* Prompt: In the records below, find the line containing "Convert this screenshot" and repeat it and every line after it exactly, without pictures.
====== Material for this task
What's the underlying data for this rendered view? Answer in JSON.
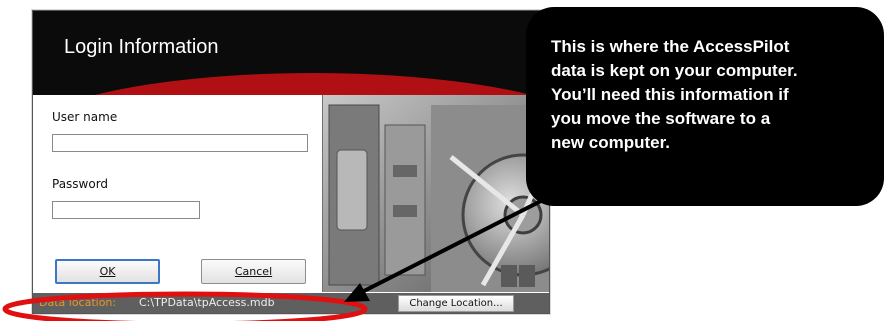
{
  "dialog": {
    "title": "Login Information",
    "username_label": "User name",
    "username_value": "",
    "password_label": "Password",
    "password_value": "",
    "ok_label": "OK",
    "cancel_label": "Cancel",
    "data_location_label": "Data location:",
    "data_location_value": "C:\\TPData\\tpAccess.mdb",
    "change_location_label": "Change Location..."
  },
  "callout": {
    "text": "This is where the AccessPilot\ndata is kept on your computer.\nYou’ll need this information if\nyou move the software to a\nnew computer."
  },
  "colors": {
    "header_bg": "#0b0b0b",
    "accent_red": "#b00f14",
    "highlight_ring": "#e01010",
    "status_bar": "#5f5f5f",
    "data_label_orange": "#e6962a",
    "callout_bg": "#000000"
  }
}
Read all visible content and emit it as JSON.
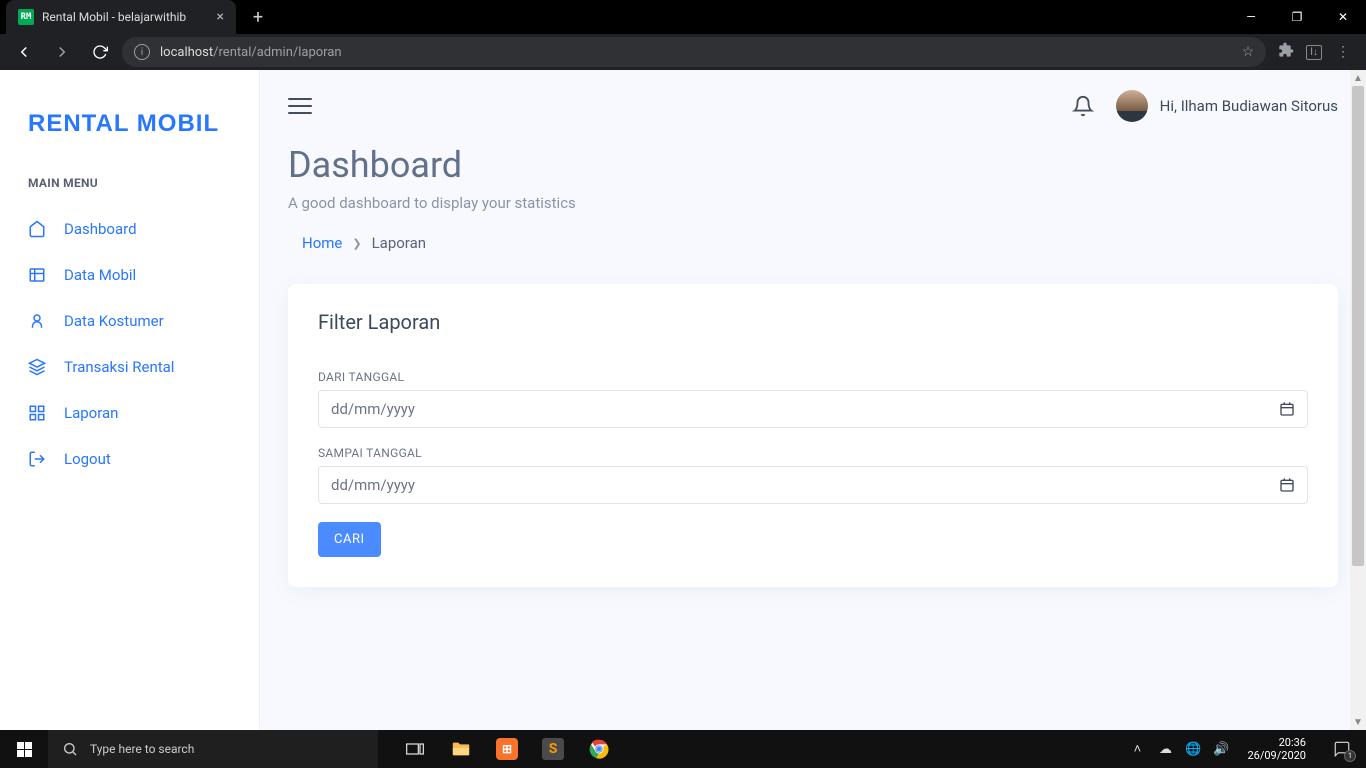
{
  "browser": {
    "tab_favicon": "RM",
    "tab_title": "Rental Mobil - belajarwithib",
    "url_host": "localhost",
    "url_path": "/rental/admin/laporan"
  },
  "sidebar": {
    "logo": "RENTAL MOBIL",
    "menu_header": "MAIN MENU",
    "items": [
      {
        "label": "Dashboard"
      },
      {
        "label": "Data Mobil"
      },
      {
        "label": "Data Kostumer"
      },
      {
        "label": "Transaksi Rental"
      },
      {
        "label": "Laporan"
      },
      {
        "label": "Logout"
      }
    ]
  },
  "topbar": {
    "greeting": "Hi, Ilham Budiawan Sitorus"
  },
  "header": {
    "title": "Dashboard",
    "subtitle": "A good dashboard to display your statistics",
    "breadcrumb_home": "Home",
    "breadcrumb_current": "Laporan"
  },
  "card": {
    "title": "Filter Laporan",
    "from_label": "DARI TANGGAL",
    "to_label": "SAMPAI TANGGAL",
    "placeholder": "dd/mm/yyyy",
    "submit": "CARI"
  },
  "taskbar": {
    "search_placeholder": "Type here to search",
    "time": "20:36",
    "date": "26/09/2020",
    "notif_count": "1"
  }
}
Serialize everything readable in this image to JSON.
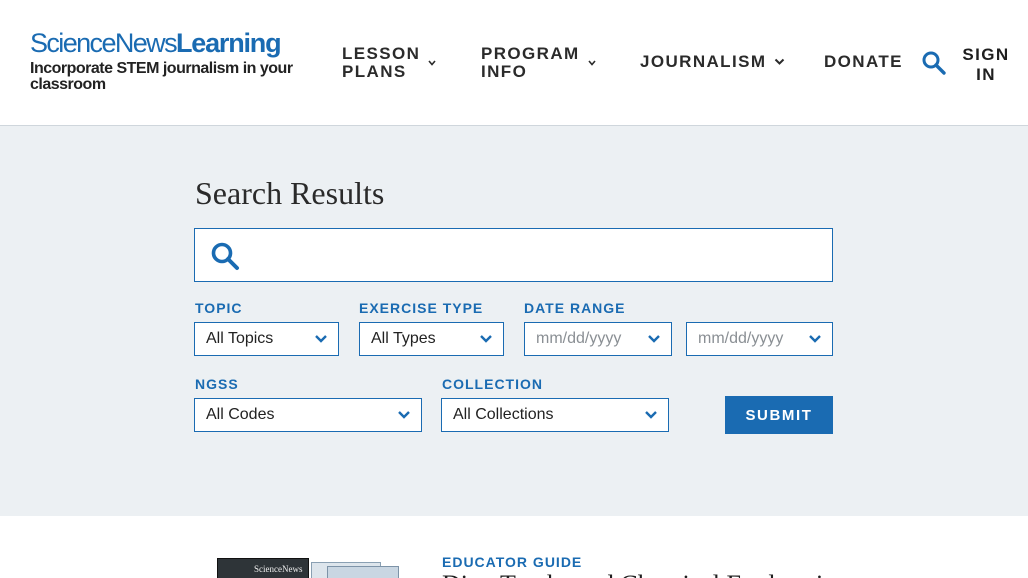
{
  "header": {
    "logo_primary": "ScienceNews",
    "logo_secondary": "Learning",
    "logo_tagline": "Incorporate STEM journalism in your classroom",
    "nav": [
      {
        "label": "LESSON\nPLANS",
        "has_dropdown": true
      },
      {
        "label": "PROGRAM\nINFO",
        "has_dropdown": true
      },
      {
        "label": "JOURNALISM",
        "has_dropdown": true
      },
      {
        "label": "DONATE",
        "has_dropdown": false
      }
    ],
    "search_icon": "search-icon",
    "signin_label": "SIGN\nIN"
  },
  "search": {
    "title": "Search Results",
    "query_value": "",
    "filters": {
      "topic": {
        "label": "TOPIC",
        "value": "All Topics"
      },
      "exercise_type": {
        "label": "EXERCISE TYPE",
        "value": "All Types"
      },
      "date_range": {
        "label": "DATE RANGE",
        "start_placeholder": "mm/dd/yyyy",
        "end_placeholder": "mm/dd/yyyy"
      },
      "ngss": {
        "label": "NGSS",
        "value": "All Codes"
      },
      "collection": {
        "label": "COLLECTION",
        "value": "All Collections"
      }
    },
    "submit_label": "SUBMIT"
  },
  "results": [
    {
      "type": "EDUCATOR GUIDE",
      "title": "Dino Tracks and Chemical Exploration",
      "thumb_masthead": "ScienceNews"
    }
  ],
  "colors": {
    "brand_blue": "#1a6bb2",
    "panel_bg": "#ecf0f3"
  }
}
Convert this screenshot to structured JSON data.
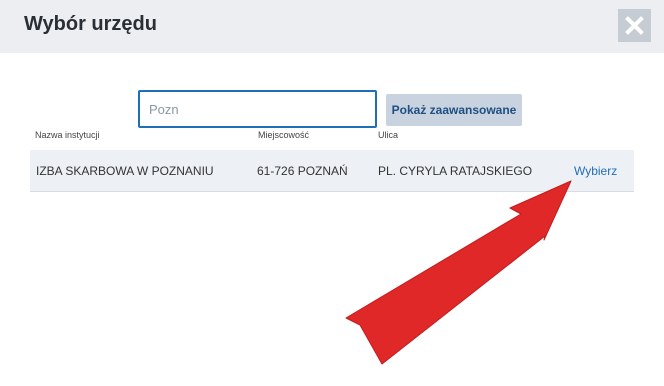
{
  "dialog": {
    "title": "Wybór urzędu"
  },
  "search": {
    "value": "",
    "placeholder": "Pozn",
    "advanced_label": "Pokaż zaawansowane"
  },
  "table": {
    "headers": {
      "institution": "Nazwa instytucji",
      "city": "Miejscowość",
      "street": "Ulica"
    },
    "rows": [
      {
        "institution": "IZBA SKARBOWA W POZNANIU",
        "city": "61-726 POZNAŃ",
        "street": "PL. CYRYLA RATAJSKIEGO",
        "action": "Wybierz"
      }
    ]
  },
  "colors": {
    "accent": "#1f6fb6",
    "annotation_arrow": "#e53030",
    "header_bg": "#eceef1",
    "row_bg": "#edf0f4"
  },
  "icons": {
    "close": "close-icon",
    "annotation": "red-arrow-pointer"
  }
}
============
* Task response:
Convert this screenshot to structured JSON data.
{
  "dialog": {
    "title": "Wybór urzędu"
  },
  "search": {
    "value": "",
    "placeholder": "Pozn",
    "advanced_label": "Pokaż zaawansowane"
  },
  "table": {
    "headers": {
      "institution": "Nazwa instytucji",
      "city": "Miejscowość",
      "street": "Ulica"
    },
    "rows": [
      {
        "institution": "IZBA SKARBOWA W POZNANIU",
        "city": "61-726 POZNAŃ",
        "street": "PL. CYRYLA RATAJSKIEGO",
        "action": "Wybierz"
      }
    ]
  },
  "colors": {
    "accent": "#1f6fb6",
    "annotation_arrow": "#e53030",
    "header_bg": "#eceef1",
    "row_bg": "#edf0f4"
  },
  "icons": {
    "close": "close-icon",
    "annotation": "red-arrow-pointer"
  }
}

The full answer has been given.